SET PROBLEM. Write out the listing in full, matching it word for word.

Begin PROVIDED RECORDS

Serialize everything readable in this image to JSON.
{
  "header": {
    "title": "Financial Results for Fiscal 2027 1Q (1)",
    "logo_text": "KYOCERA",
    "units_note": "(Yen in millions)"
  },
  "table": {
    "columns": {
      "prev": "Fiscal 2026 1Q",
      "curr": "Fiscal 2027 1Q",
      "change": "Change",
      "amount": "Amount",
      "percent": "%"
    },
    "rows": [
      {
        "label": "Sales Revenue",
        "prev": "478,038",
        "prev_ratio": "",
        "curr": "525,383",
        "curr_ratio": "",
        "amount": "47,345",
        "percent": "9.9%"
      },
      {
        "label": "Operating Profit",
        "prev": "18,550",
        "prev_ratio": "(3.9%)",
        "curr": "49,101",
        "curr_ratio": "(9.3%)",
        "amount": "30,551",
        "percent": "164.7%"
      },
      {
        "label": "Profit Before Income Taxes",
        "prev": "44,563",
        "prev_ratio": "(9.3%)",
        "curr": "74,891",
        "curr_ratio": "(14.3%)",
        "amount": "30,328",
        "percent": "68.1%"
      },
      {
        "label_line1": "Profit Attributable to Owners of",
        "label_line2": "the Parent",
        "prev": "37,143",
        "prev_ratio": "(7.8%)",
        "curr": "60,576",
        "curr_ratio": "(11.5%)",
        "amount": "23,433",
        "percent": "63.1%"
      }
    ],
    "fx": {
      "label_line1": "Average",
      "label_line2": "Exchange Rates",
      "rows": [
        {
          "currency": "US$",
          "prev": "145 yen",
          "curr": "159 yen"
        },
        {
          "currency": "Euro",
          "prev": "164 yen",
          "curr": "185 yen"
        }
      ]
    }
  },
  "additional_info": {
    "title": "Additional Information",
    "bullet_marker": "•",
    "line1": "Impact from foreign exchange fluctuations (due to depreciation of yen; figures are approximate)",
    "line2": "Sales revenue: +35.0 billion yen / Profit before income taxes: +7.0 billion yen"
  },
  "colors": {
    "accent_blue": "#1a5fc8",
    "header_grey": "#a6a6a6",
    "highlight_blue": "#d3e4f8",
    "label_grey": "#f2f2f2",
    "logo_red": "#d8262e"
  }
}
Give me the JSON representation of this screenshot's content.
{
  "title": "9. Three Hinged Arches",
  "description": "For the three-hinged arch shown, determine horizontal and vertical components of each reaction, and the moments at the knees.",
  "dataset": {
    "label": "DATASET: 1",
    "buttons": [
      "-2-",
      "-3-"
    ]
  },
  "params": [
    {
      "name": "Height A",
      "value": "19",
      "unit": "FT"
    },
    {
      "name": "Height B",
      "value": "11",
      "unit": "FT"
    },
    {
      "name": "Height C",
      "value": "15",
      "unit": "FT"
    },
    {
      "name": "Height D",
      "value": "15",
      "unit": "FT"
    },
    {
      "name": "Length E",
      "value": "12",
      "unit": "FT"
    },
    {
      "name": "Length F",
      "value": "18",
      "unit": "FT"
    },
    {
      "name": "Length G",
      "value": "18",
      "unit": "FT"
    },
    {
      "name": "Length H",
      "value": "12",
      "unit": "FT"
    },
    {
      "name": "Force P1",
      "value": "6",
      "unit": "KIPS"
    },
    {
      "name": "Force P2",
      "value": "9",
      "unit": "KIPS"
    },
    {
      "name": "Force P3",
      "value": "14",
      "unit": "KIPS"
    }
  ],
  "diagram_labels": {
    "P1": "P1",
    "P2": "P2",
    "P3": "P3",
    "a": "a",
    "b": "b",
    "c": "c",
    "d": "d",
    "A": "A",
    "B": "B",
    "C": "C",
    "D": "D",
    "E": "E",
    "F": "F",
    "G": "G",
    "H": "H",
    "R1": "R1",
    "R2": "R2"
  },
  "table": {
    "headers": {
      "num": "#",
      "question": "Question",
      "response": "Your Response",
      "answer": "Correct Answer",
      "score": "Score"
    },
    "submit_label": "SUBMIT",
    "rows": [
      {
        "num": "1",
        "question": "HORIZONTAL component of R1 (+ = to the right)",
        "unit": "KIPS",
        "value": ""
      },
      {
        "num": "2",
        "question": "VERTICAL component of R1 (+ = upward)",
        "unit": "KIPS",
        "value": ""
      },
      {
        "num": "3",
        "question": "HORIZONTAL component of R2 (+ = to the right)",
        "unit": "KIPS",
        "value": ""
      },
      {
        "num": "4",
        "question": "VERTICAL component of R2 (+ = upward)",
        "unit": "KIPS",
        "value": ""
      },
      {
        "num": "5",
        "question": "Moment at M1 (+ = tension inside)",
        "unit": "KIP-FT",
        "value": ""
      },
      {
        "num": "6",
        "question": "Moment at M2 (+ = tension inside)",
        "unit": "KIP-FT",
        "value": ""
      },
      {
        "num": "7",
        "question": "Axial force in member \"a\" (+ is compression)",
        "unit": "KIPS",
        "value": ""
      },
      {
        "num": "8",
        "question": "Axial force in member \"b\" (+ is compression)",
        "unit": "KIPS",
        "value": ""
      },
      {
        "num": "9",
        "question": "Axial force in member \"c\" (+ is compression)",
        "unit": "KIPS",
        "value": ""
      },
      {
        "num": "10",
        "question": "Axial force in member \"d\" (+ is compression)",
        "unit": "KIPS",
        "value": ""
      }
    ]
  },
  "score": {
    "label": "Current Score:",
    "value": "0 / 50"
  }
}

End PROVIDED RECORDS

CORRECT RESPONSE.
Serialize everything readable in this image to JSON.
{
  "header": {
    "title": "Financial Results for Fiscal 2027 1Q (1)",
    "logo_text": "KYOCERA",
    "units_note": "(Yen in millions)"
  },
  "table": {
    "columns": {
      "prev": "Fiscal 2026 1Q",
      "curr": "Fiscal 2027 1Q",
      "change": "Change",
      "amount": "Amount",
      "percent": "%"
    },
    "rows": [
      {
        "label": "Sales Revenue",
        "prev": "478,038",
        "prev_ratio": "",
        "curr": "525,383",
        "curr_ratio": "",
        "amount": "47,345",
        "percent": "9.9%"
      },
      {
        "label": "Operating Profit",
        "prev": "18,550",
        "prev_ratio": "(3.9%)",
        "curr": "49,101",
        "curr_ratio": "(9.3%)",
        "amount": "30,551",
        "percent": "164.7%"
      },
      {
        "label": "Profit Before Income Taxes",
        "prev": "44,563",
        "prev_ratio": "(9.3%)",
        "curr": "74,891",
        "curr_ratio": "(14.3%)",
        "amount": "30,328",
        "percent": "68.1%"
      },
      {
        "label_line1": "Profit Attributable to Owners of",
        "label_line2": "the Parent",
        "prev": "37,143",
        "prev_ratio": "(7.8%)",
        "curr": "60,576",
        "curr_ratio": "(11.5%)",
        "amount": "23,433",
        "percent": "63.1%"
      }
    ],
    "fx": {
      "label_line1": "Average",
      "label_line2": "Exchange Rates",
      "rows": [
        {
          "currency": "US$",
          "prev": "145 yen",
          "curr": "159 yen"
        },
        {
          "currency": "Euro",
          "prev": "164 yen",
          "curr": "185 yen"
        }
      ]
    }
  },
  "additional_info": {
    "title": "Additional Information",
    "bullet_marker": "•",
    "line1": "Impact from foreign exchange fluctuations (due to depreciation of yen; figures are approximate)",
    "line2": "Sales revenue: +35.0 billion yen / Profit before income taxes: +7.0 billion yen"
  },
  "colors": {
    "accent_blue": "#1a5fc8",
    "header_grey": "#a6a6a6",
    "highlight_blue": "#d3e4f8",
    "label_grey": "#f2f2f2",
    "logo_red": "#d8262e"
  }
}
Give me the JSON representation of this screenshot's content.
{
  "title": "9. Three Hinged Arches",
  "description": "For the three-hinged arch shown, determine horizontal and vertical components of each reaction, and the moments at the knees.",
  "dataset": {
    "label": "DATASET: 1",
    "buttons": [
      "-2-",
      "-3-"
    ]
  },
  "params": [
    {
      "name": "Height A",
      "value": "19",
      "unit": "FT"
    },
    {
      "name": "Height B",
      "value": "11",
      "unit": "FT"
    },
    {
      "name": "Height C",
      "value": "15",
      "unit": "FT"
    },
    {
      "name": "Height D",
      "value": "15",
      "unit": "FT"
    },
    {
      "name": "Length E",
      "value": "12",
      "unit": "FT"
    },
    {
      "name": "Length F",
      "value": "18",
      "unit": "FT"
    },
    {
      "name": "Length G",
      "value": "18",
      "unit": "FT"
    },
    {
      "name": "Length H",
      "value": "12",
      "unit": "FT"
    },
    {
      "name": "Force P1",
      "value": "6",
      "unit": "KIPS"
    },
    {
      "name": "Force P2",
      "value": "9",
      "unit": "KIPS"
    },
    {
      "name": "Force P3",
      "value": "14",
      "unit": "KIPS"
    }
  ],
  "diagram_labels": {
    "P1": "P1",
    "P2": "P2",
    "P3": "P3",
    "a": "a",
    "b": "b",
    "c": "c",
    "d": "d",
    "A": "A",
    "B": "B",
    "C": "C",
    "D": "D",
    "E": "E",
    "F": "F",
    "G": "G",
    "H": "H",
    "R1": "R1",
    "R2": "R2"
  },
  "table": {
    "headers": {
      "num": "#",
      "question": "Question",
      "response": "Your Response",
      "answer": "Correct Answer",
      "score": "Score"
    },
    "submit_label": "SUBMIT",
    "rows": [
      {
        "num": "1",
        "question": "HORIZONTAL component of R1 (+ = to the right)",
        "unit": "KIPS",
        "value": ""
      },
      {
        "num": "2",
        "question": "VERTICAL component of R1 (+ = upward)",
        "unit": "KIPS",
        "value": ""
      },
      {
        "num": "3",
        "question": "HORIZONTAL component of R2 (+ = to the right)",
        "unit": "KIPS",
        "value": ""
      },
      {
        "num": "4",
        "question": "VERTICAL component of R2 (+ = upward)",
        "unit": "KIPS",
        "value": ""
      },
      {
        "num": "5",
        "question": "Moment at M1 (+ = tension inside)",
        "unit": "KIP-FT",
        "value": ""
      },
      {
        "num": "6",
        "question": "Moment at M2 (+ = tension inside)",
        "unit": "KIP-FT",
        "value": ""
      },
      {
        "num": "7",
        "question": "Axial force in member \"a\" (+ is compression)",
        "unit": "KIPS",
        "value": ""
      },
      {
        "num": "8",
        "question": "Axial force in member \"b\" (+ is compression)",
        "unit": "KIPS",
        "value": ""
      },
      {
        "num": "9",
        "question": "Axial force in member \"c\" (+ is compression)",
        "unit": "KIPS",
        "value": ""
      },
      {
        "num": "10",
        "question": "Axial force in member \"d\" (+ is compression)",
        "unit": "KIPS",
        "value": ""
      }
    ]
  },
  "score": {
    "label": "Current Score:",
    "value": "0 / 50"
  }
}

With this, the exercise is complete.